<<<<
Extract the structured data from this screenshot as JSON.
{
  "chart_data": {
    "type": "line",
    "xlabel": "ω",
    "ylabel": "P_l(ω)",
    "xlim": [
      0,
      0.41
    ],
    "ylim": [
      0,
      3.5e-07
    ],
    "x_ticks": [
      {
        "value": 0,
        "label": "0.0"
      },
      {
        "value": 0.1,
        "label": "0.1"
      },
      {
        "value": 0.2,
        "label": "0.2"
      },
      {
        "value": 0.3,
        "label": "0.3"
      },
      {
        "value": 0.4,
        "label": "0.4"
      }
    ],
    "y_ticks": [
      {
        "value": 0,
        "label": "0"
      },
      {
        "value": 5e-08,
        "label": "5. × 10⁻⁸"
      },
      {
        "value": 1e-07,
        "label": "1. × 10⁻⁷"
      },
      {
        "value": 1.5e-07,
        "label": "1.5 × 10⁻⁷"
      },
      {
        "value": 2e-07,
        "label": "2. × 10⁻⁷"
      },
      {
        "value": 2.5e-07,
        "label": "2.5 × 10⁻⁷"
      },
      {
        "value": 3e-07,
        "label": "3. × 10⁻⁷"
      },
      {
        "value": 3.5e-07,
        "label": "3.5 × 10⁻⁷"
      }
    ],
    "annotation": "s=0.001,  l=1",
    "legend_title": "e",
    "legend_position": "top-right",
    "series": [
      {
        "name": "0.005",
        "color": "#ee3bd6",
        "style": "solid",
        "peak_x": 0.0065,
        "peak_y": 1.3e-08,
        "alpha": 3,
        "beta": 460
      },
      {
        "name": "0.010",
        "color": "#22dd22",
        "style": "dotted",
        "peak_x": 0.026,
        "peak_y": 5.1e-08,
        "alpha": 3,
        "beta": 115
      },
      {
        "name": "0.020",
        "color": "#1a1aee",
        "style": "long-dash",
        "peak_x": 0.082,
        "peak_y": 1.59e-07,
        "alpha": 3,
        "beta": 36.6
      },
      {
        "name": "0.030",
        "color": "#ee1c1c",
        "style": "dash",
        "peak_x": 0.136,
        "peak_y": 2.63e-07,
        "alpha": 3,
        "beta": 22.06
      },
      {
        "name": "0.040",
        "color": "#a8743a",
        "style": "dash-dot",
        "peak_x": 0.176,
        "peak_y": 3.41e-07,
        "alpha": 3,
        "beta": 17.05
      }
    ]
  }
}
>>>>
Repeat all of the records above exactly as written.

Extract the structured data from this screenshot as JSON.
{
  "chart_data": {
    "type": "line",
    "xlabel": "ω",
    "ylabel": "P_l(ω)",
    "xlim": [
      0,
      0.41
    ],
    "ylim": [
      0,
      3.5e-07
    ],
    "x_ticks": [
      {
        "value": 0,
        "label": "0.0"
      },
      {
        "value": 0.1,
        "label": "0.1"
      },
      {
        "value": 0.2,
        "label": "0.2"
      },
      {
        "value": 0.3,
        "label": "0.3"
      },
      {
        "value": 0.4,
        "label": "0.4"
      }
    ],
    "y_ticks": [
      {
        "value": 0,
        "label": "0"
      },
      {
        "value": 5e-08,
        "label": "5. × 10⁻⁸"
      },
      {
        "value": 1e-07,
        "label": "1. × 10⁻⁷"
      },
      {
        "value": 1.5e-07,
        "label": "1.5 × 10⁻⁷"
      },
      {
        "value": 2e-07,
        "label": "2. × 10⁻⁷"
      },
      {
        "value": 2.5e-07,
        "label": "2.5 × 10⁻⁷"
      },
      {
        "value": 3e-07,
        "label": "3. × 10⁻⁷"
      },
      {
        "value": 3.5e-07,
        "label": "3.5 × 10⁻⁷"
      }
    ],
    "annotation": "s=0.001,  l=1",
    "legend_title": "e",
    "legend_position": "top-right",
    "series": [
      {
        "name": "0.005",
        "color": "#ee3bd6",
        "style": "solid",
        "peak_x": 0.0065,
        "peak_y": 1.3e-08,
        "alpha": 3,
        "beta": 460
      },
      {
        "name": "0.010",
        "color": "#22dd22",
        "style": "dotted",
        "peak_x": 0.026,
        "peak_y": 5.1e-08,
        "alpha": 3,
        "beta": 115
      },
      {
        "name": "0.020",
        "color": "#1a1aee",
        "style": "long-dash",
        "peak_x": 0.082,
        "peak_y": 1.59e-07,
        "alpha": 3,
        "beta": 36.6
      },
      {
        "name": "0.030",
        "color": "#ee1c1c",
        "style": "dash",
        "peak_x": 0.136,
        "peak_y": 2.63e-07,
        "alpha": 3,
        "beta": 22.06
      },
      {
        "name": "0.040",
        "color": "#a8743a",
        "style": "dash-dot",
        "peak_x": 0.176,
        "peak_y": 3.41e-07,
        "alpha": 3,
        "beta": 17.05
      }
    ]
  }
}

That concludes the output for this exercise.